╭──
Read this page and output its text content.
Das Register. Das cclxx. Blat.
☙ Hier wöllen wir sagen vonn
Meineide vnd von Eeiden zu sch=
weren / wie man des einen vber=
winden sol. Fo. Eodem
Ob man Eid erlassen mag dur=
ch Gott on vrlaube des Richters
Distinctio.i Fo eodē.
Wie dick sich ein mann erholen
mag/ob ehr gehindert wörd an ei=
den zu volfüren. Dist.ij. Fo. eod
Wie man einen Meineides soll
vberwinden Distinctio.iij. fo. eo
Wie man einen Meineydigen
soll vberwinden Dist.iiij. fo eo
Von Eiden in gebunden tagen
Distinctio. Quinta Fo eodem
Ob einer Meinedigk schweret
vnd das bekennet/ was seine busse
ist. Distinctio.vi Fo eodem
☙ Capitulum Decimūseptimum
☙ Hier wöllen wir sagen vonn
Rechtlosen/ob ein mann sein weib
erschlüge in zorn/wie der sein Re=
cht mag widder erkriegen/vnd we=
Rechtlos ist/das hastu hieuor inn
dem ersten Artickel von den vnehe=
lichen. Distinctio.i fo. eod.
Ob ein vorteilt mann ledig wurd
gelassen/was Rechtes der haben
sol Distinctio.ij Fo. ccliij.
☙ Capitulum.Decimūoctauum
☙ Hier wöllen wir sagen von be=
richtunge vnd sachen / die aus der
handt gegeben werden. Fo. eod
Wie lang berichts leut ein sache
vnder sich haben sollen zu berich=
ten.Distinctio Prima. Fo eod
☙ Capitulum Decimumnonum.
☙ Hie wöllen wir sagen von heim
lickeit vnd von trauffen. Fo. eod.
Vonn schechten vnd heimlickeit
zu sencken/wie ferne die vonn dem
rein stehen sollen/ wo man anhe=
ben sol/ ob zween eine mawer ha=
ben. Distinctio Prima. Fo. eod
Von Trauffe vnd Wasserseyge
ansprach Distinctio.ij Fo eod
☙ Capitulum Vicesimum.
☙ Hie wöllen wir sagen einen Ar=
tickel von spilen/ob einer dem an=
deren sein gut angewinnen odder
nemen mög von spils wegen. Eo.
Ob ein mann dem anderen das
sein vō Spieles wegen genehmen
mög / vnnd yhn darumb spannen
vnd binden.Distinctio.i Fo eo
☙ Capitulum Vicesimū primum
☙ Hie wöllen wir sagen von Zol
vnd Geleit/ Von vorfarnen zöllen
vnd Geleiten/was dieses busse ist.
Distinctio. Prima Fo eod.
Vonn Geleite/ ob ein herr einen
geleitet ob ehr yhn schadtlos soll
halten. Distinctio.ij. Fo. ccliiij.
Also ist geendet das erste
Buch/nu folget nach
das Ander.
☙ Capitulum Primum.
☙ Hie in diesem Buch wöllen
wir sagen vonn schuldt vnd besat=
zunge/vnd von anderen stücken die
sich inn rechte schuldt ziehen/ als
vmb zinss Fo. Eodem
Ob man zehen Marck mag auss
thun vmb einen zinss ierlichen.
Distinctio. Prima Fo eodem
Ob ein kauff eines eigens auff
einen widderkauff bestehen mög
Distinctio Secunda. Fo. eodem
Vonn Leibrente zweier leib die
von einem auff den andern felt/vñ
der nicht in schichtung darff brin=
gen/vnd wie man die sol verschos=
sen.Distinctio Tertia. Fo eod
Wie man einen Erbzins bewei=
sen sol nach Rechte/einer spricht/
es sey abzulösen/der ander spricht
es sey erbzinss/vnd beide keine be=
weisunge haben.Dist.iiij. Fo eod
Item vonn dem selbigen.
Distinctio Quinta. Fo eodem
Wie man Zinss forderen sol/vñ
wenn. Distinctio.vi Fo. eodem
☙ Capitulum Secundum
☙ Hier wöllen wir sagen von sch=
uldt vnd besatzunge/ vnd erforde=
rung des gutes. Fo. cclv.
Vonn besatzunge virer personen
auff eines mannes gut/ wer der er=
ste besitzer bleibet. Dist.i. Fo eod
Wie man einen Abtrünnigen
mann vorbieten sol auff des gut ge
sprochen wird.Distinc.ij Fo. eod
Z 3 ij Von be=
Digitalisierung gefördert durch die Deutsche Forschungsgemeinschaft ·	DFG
╰──
Output the full listing exactly as it stands.

▶ **COMPLETE RESPONSE**
Read this page and output its text content.
Das Register. Das cclxx. Blat.
☙ Hier wöllen wir sagen vonn
Meineide vnd von Eeiden zu sch=
weren / wie man des einen vber=
winden sol. Fo. Eodem
Ob man Eid erlassen mag dur=
ch Gott on vrlaube des Richters
Distinctio.i Fo eodē.
Wie dick sich ein mann erholen
mag/ob ehr gehindert wörd an ei=
den zu volfüren. Dist.ij. Fo. eod
Wie man einen Meineides soll
vberwinden Distinctio.iij. fo. eo
Wie man einen Meineydigen
soll vberwinden Dist.iiij. fo eo
Von Eiden in gebunden tagen
Distinctio. Quinta Fo eodem
Ob einer Meinedigk schweret
vnd das bekennet/ was seine busse
ist. Distinctio.vi Fo eodem
☙ Capitulum Decimūseptimum
☙ Hier wöllen wir sagen vonn
Rechtlosen/ob ein mann sein weib
erschlüge in zorn/wie der sein Re=
cht mag widder erkriegen/vnd we=
Rechtlos ist/das hastu hieuor inn
dem ersten Artickel von den vnehe=
lichen. Distinctio.i fo. eod.
Ob ein vorteilt mann ledig wurd
gelassen/was Rechtes der haben
sol Distinctio.ij Fo. ccliij.
☙ Capitulum.Decimūoctauum
☙ Hier wöllen wir sagen von be=
richtunge vnd sachen / die aus der
handt gegeben werden. Fo. eod
Wie lang berichts leut ein sache
vnder sich haben sollen zu berich=
ten.Distinctio Prima. Fo eod
☙ Capitulum Decimumnonum.
☙ Hie wöllen wir sagen von heim
lickeit vnd von trauffen. Fo. eod.
Vonn schechten vnd heimlickeit
zu sencken/wie ferne die vonn dem
rein stehen sollen/ wo man anhe=
ben sol/ ob zween eine mawer ha=
ben. Distinctio Prima. Fo. eod
Von Trauffe vnd Wasserseyge
ansprach Distinctio.ij Fo eod
☙ Capitulum Vicesimum.
☙ Hie wöllen wir sagen einen Ar=
tickel von spilen/ob einer dem an=
deren sein gut angewinnen odder
nemen mög von spils wegen. Eo.
Ob ein mann dem anderen das
sein vō Spieles wegen genehmen
mög / vnnd yhn darumb spannen
vnd binden.Distinctio.i Fo eo
☙ Capitulum Vicesimū primum
☙ Hie wöllen wir sagen von Zol
vnd Geleit/ Von vorfarnen zöllen
vnd Geleiten/was dieses busse ist.
Distinctio. Prima Fo eod.
Vonn Geleite/ ob ein herr einen
geleitet ob ehr yhn schadtlos soll
halten. Distinctio.ij. Fo. ccliiij.
Also ist geendet das erste
Buch/nu folget nach
das Ander.
☙ Capitulum Primum.
☙ Hie in diesem Buch wöllen
wir sagen vonn schuldt vnd besat=
zunge/vnd von anderen stücken die
sich inn rechte schuldt ziehen/ als
vmb zinss Fo. Eodem
Ob man zehen Marck mag auss
thun vmb einen zinss ierlichen.
Distinctio. Prima Fo eodem
Ob ein kauff eines eigens auff
einen widderkauff bestehen mög
Distinctio Secunda. Fo. eodem
Vonn Leibrente zweier leib die
von einem auff den andern felt/vñ
der nicht in schichtung darff brin=
gen/vnd wie man die sol verschos=
sen.Distinctio Tertia. Fo eod
Wie man einen Erbzins bewei=
sen sol nach Rechte/einer spricht/
es sey abzulösen/der ander spricht
es sey erbzinss/vnd beide keine be=
weisunge haben.Dist.iiij. Fo eod
Item vonn dem selbigen.
Distinctio Quinta. Fo eodem
Wie man Zinss forderen sol/vñ
wenn. Distinctio.vi Fo. eodem
☙ Capitulum Secundum
☙ Hier wöllen wir sagen von sch=
uldt vnd besatzunge/ vnd erforde=
rung des gutes. Fo. cclv.
Vonn besatzunge virer personen
auff eines mannes gut/ wer der er=
ste besitzer bleibet. Dist.i. Fo eod
Wie man einen Abtrünnigen
mann vorbieten sol auff des gut ge
sprochen wird.Distinc.ij Fo. eod
Z 3 ij Von be=
Digitalisierung gefördert durch die Deutsche Forschungsgemeinschaft ·	DFG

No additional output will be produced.